- _Document excerpt_:
## Begin

Rare 4-Speed: 1964 Pontiac Grand Prix

One of the early personal luxury cars, the Grand Prix mixed muscle with comfort right from the beginning. Launched in 1962, the first generation of the car would run through 1968. The nameplate itself would end up being one of the auto industry’s longest surviving at 47 consecutive model years. This 1964 edition has the somewhat rare speed, which may have gone into less than two percent of Grand Prix production that year. Available in Pomona, California, this one can be found here on eBay where the starting bid of $8,000 has not been made. Our thanks to local_sheriff for bringing this car to our attention.

## End

- _Set exercise A_: List every four-digit year that appears in the Grand Prix article.
- _Set exercise B_:
Answer these questions from the Grand Prix article:
(i) In what year was the Grand Prix launched?
(ii) In what city and state is this car available?
(iii) What is the starting bid for this car?
- _Set exercise C_: Render this sentence from the Grand Prix article in Spanish: "Launched in 1962, the first generation of the car would run through 1968."
The data on this page are not required for any of the work on the Grand Prix article.

- _Information supplied_:
## Begin

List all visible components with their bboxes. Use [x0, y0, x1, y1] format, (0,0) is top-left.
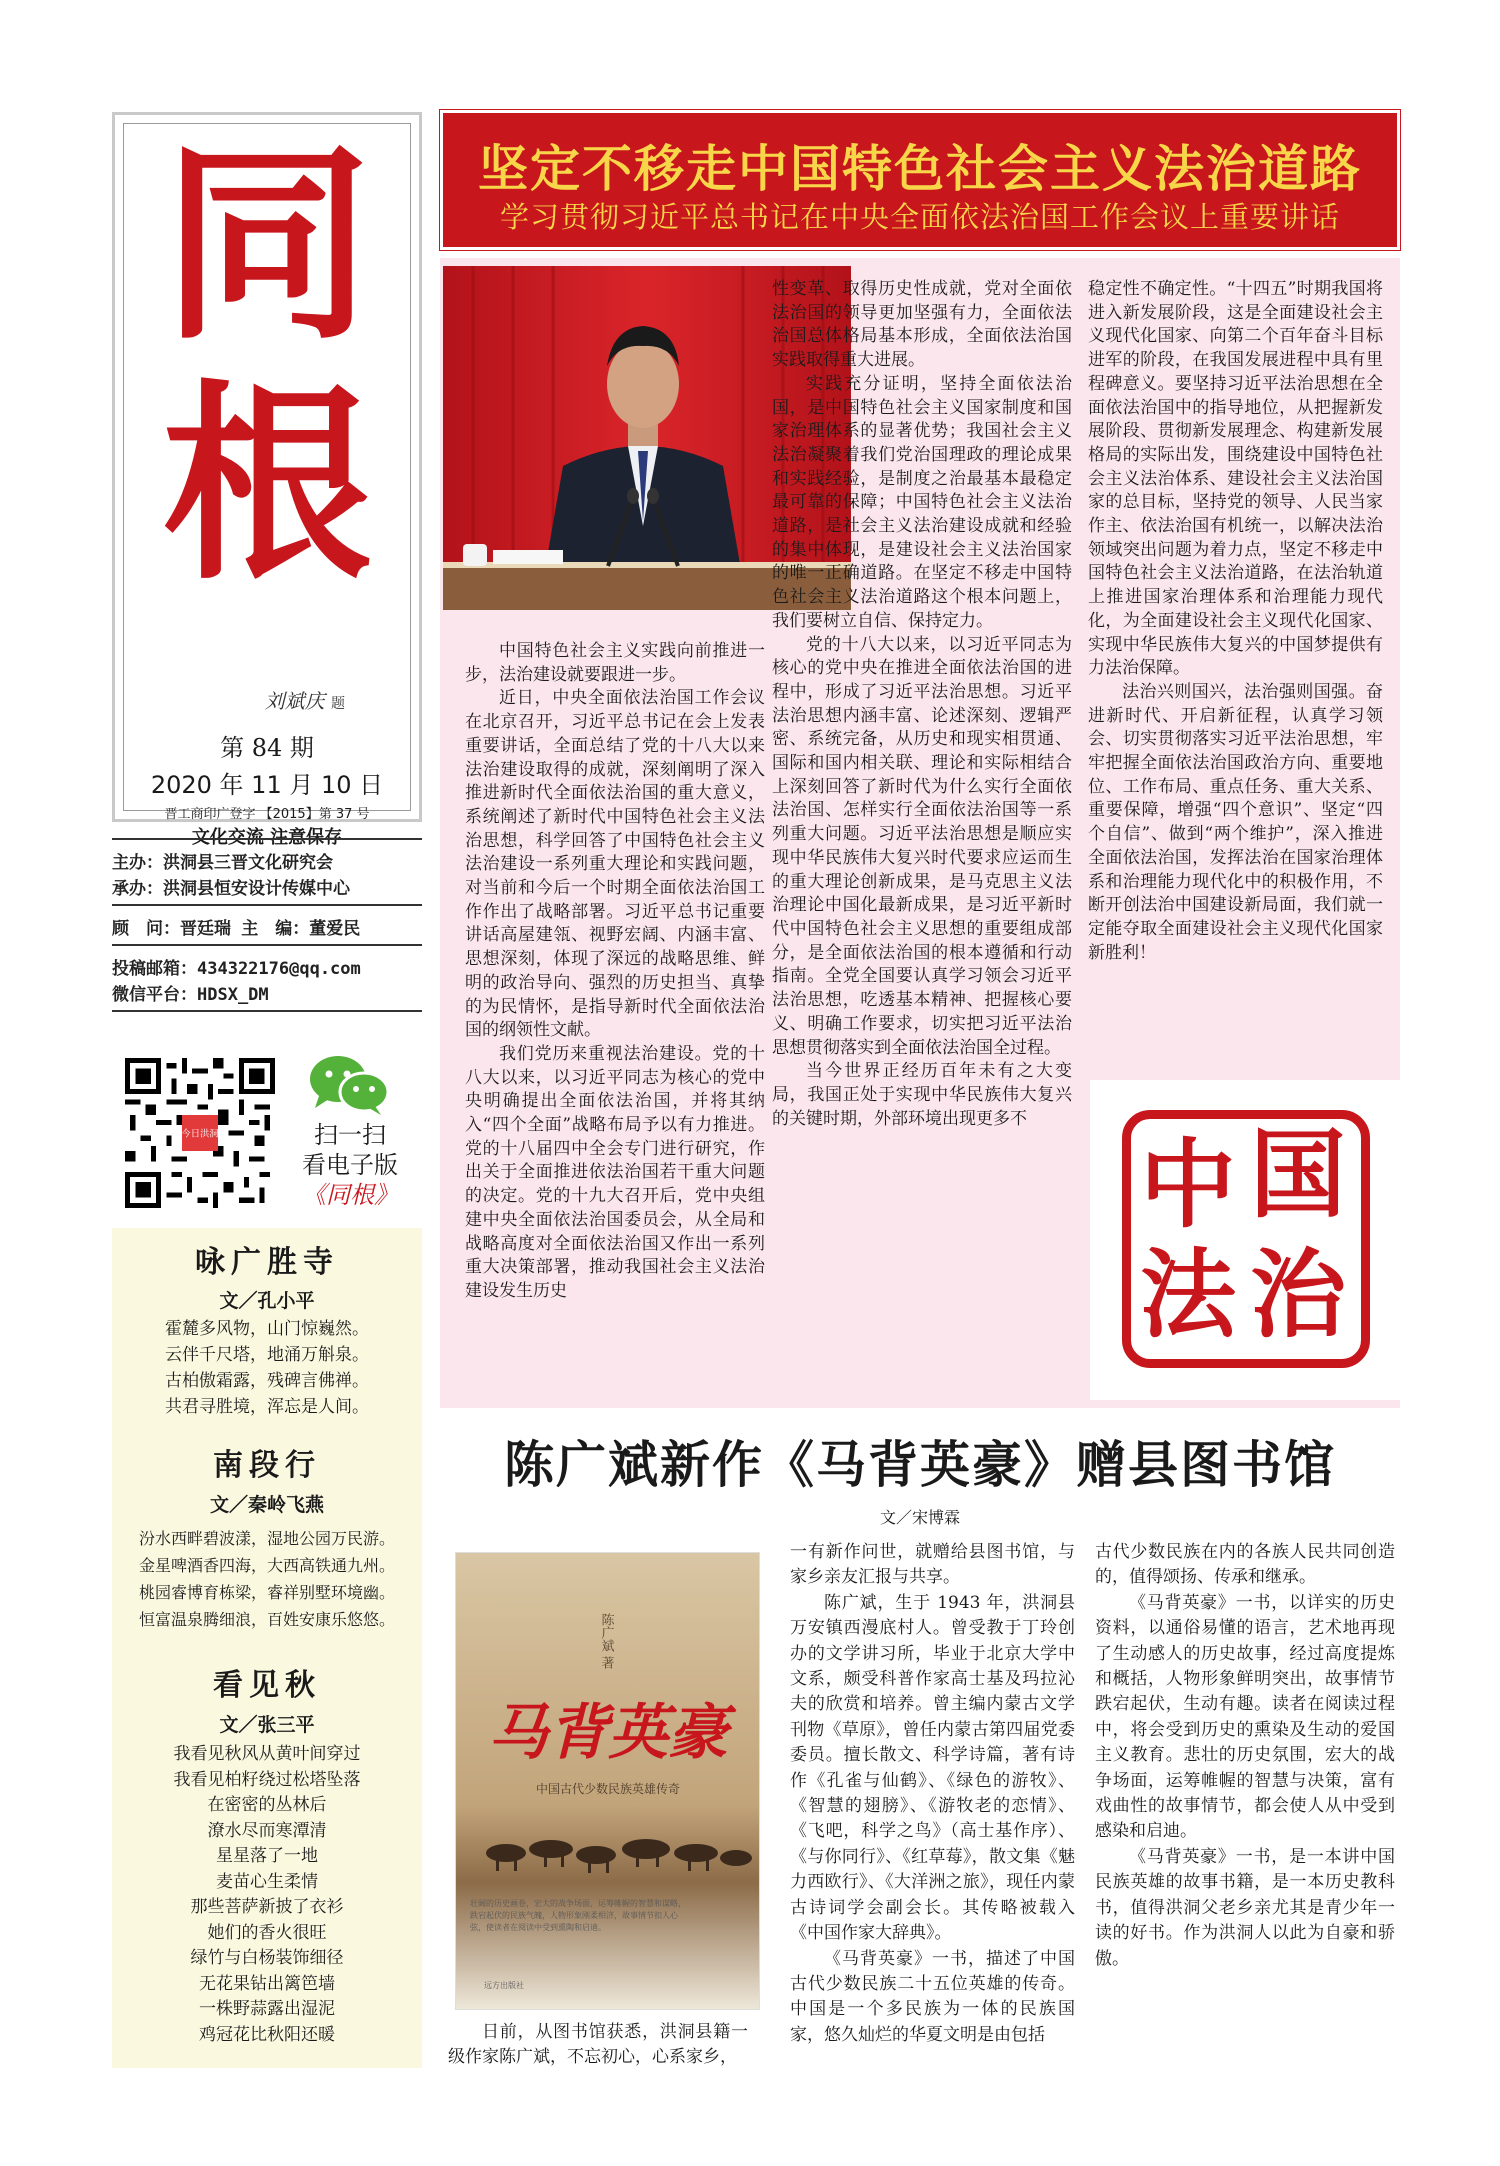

## End

- _Worked solution A_: 1964, 1962, 1968

- _Worked solution B_:
(i) 1962
(ii) Pomona, California
(iii) $8,000

- _Worked solution C_: Lanzado en 1962, la primera generación del automóvil se produciría hasta 1968.